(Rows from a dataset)
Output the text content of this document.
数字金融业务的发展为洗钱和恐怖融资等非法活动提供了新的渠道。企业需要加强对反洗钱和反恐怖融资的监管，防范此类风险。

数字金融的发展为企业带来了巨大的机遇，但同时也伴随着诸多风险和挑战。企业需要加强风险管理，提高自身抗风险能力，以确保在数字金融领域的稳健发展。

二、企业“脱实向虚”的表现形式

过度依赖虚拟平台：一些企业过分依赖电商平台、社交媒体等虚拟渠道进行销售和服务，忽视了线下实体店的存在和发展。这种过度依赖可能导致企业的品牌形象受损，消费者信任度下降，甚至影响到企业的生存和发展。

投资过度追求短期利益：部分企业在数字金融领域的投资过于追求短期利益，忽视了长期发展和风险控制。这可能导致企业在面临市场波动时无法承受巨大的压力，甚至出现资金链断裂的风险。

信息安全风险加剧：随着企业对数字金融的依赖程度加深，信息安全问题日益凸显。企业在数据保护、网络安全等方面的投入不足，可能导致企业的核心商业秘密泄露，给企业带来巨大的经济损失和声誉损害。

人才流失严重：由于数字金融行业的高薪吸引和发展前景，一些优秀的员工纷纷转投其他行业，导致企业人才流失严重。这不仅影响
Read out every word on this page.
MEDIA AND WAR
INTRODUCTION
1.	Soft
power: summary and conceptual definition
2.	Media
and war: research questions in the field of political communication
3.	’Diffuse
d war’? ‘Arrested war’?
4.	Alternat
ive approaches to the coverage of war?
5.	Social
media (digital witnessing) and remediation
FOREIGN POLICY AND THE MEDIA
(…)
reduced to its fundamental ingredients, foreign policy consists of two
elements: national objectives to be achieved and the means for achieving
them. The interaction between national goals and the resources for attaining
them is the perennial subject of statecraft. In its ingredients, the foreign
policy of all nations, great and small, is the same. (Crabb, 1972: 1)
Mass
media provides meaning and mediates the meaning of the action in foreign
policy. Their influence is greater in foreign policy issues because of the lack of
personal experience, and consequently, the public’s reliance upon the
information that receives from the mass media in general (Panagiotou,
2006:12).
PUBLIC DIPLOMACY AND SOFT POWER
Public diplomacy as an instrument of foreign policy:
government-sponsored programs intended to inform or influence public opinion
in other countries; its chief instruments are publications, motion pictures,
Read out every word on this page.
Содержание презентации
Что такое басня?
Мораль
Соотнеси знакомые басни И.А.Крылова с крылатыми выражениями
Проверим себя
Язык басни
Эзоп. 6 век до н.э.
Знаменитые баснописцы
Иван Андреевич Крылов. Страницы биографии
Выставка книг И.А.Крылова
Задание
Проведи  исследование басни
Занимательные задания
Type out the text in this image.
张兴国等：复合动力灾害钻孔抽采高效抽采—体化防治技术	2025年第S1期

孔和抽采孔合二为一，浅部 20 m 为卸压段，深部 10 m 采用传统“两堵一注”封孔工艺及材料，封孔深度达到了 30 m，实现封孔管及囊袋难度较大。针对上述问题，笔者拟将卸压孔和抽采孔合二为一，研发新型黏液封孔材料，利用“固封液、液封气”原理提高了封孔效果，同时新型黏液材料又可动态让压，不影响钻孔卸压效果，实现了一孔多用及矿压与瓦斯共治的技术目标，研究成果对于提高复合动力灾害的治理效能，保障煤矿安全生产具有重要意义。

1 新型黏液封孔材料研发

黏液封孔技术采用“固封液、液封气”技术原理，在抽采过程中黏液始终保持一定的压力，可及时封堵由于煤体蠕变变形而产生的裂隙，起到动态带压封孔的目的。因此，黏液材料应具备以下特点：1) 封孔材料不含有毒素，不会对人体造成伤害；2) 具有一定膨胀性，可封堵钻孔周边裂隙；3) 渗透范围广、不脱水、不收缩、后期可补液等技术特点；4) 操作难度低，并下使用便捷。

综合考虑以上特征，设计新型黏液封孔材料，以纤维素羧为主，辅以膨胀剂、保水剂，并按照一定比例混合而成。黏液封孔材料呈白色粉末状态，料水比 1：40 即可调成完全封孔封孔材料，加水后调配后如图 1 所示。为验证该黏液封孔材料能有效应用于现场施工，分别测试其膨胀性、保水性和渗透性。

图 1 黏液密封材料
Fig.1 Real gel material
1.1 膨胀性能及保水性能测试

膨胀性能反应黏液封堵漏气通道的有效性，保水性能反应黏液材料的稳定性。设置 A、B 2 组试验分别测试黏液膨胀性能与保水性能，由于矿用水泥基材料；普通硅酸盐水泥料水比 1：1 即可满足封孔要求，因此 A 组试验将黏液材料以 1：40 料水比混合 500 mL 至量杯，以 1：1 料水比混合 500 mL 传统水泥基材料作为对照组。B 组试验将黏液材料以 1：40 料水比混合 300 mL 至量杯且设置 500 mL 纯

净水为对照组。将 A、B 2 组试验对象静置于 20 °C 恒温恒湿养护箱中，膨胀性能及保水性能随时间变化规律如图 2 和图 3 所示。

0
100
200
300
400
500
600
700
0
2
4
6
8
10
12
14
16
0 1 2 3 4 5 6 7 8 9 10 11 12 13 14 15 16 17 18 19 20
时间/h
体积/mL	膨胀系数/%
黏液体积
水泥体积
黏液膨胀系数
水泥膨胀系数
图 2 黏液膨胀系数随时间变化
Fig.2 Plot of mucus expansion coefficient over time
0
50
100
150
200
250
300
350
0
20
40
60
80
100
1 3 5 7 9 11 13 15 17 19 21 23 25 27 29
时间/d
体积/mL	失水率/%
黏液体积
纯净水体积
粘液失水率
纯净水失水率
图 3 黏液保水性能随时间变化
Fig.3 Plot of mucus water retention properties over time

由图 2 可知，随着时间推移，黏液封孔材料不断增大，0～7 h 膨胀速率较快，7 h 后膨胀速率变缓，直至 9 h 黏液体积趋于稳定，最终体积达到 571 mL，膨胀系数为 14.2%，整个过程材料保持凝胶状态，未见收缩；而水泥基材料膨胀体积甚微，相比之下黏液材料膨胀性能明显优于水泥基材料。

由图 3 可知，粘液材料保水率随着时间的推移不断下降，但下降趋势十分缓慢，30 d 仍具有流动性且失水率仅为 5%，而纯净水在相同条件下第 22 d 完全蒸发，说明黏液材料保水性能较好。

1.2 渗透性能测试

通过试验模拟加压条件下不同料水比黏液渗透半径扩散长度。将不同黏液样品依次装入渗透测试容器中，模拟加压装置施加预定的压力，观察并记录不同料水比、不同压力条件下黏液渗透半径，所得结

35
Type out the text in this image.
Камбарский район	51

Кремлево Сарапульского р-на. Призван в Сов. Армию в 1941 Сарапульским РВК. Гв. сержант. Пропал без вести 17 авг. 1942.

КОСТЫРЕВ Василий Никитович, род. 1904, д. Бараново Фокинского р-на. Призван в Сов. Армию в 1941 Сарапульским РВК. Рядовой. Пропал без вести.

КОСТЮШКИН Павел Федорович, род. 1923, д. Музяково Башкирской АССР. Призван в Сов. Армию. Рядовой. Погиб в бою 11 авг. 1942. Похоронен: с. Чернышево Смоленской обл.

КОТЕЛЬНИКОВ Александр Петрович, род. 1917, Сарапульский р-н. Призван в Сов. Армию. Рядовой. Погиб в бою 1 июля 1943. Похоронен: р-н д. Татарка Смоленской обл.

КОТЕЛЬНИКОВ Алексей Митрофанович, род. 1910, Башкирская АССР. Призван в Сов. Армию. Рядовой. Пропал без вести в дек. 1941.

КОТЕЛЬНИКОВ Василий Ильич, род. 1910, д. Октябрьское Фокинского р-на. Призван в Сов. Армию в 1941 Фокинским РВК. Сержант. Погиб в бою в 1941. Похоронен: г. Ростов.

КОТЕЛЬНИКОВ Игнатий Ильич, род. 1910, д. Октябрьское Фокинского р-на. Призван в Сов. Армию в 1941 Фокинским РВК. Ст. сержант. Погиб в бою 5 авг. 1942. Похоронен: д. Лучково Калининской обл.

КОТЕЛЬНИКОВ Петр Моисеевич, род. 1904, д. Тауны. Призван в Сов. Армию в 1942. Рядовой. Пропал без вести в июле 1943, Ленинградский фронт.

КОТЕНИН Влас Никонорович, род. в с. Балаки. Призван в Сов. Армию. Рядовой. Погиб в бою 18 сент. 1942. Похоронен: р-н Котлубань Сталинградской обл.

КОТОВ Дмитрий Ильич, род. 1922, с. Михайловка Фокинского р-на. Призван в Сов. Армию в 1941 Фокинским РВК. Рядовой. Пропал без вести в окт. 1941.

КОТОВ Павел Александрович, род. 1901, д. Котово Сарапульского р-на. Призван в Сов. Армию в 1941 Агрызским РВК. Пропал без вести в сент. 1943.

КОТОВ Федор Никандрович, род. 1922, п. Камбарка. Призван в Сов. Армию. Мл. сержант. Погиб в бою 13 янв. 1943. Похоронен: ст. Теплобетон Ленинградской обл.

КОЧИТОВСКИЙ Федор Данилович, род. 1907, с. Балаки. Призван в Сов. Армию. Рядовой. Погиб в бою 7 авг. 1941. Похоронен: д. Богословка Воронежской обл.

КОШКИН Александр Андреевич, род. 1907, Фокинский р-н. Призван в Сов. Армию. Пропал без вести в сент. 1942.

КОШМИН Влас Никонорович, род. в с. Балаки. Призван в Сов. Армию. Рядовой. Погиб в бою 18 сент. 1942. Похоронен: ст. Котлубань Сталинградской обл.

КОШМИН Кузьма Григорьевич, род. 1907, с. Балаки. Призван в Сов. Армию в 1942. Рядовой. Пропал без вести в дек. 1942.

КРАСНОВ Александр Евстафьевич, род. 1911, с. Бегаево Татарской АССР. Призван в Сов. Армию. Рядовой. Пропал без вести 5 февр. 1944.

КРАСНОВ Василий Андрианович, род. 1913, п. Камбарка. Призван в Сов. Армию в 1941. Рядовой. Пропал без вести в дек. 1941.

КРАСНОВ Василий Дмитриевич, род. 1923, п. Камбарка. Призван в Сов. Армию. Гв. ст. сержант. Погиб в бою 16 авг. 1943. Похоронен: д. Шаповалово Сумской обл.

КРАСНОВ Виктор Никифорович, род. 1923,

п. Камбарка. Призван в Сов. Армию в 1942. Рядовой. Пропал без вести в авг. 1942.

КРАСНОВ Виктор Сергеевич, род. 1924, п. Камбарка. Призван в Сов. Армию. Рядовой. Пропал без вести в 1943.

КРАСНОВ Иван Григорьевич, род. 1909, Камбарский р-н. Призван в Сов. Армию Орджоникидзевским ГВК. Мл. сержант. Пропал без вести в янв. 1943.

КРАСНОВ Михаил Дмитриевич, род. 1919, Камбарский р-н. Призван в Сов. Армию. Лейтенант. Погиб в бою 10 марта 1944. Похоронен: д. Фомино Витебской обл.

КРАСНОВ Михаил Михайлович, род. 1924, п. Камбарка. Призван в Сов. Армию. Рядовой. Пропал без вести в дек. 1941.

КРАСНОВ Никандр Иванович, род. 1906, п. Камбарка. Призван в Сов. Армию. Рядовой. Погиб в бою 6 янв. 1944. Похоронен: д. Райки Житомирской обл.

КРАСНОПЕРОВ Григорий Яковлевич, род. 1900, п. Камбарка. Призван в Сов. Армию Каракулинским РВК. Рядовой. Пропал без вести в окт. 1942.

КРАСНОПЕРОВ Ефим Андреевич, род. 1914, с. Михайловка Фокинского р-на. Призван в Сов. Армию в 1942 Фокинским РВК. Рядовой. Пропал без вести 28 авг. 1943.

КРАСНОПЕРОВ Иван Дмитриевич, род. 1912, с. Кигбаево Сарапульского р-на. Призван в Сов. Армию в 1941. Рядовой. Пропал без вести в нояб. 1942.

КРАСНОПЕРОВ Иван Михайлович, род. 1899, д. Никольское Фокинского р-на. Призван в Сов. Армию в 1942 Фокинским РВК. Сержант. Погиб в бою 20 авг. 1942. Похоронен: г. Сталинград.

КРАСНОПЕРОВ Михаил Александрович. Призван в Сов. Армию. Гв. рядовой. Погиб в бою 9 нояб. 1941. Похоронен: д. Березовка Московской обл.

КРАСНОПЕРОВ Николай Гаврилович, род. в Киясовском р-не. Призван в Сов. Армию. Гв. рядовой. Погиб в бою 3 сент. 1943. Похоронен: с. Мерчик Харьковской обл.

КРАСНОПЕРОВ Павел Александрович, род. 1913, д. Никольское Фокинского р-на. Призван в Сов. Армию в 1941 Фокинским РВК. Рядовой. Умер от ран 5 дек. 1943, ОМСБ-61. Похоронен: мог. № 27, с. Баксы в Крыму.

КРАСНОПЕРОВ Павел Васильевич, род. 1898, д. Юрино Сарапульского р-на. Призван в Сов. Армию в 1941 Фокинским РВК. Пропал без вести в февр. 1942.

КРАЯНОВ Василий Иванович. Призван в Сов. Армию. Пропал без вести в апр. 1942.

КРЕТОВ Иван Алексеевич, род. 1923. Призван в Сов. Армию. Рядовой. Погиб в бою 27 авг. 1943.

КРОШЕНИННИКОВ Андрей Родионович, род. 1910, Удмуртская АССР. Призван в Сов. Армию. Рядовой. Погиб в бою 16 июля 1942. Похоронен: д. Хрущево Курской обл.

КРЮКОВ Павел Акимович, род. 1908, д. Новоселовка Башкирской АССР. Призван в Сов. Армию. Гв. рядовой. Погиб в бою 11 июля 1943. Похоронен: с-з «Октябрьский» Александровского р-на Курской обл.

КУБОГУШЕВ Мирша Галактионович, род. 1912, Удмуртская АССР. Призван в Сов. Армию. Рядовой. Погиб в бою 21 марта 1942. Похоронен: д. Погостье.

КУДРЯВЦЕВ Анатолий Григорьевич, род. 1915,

• [Short problem]:
Pick out every line above that contains the word "КОШМИН" and copy it.

• [Solution to this exercise]:
КОШМИН Влас Никонорович, род. в с. Балаки. Призван в Сов. Армию. Рядовой. Погиб в бою 18 сент. 1942. Похоронен: ст. Котлубань Сталинградской обл.
КОШМИН Кузьма Григорьевич, род. 1907, с. Балаки. Призван в Сов. Армию в 1942. Рядовой. Пропал без вести в дек. 1942.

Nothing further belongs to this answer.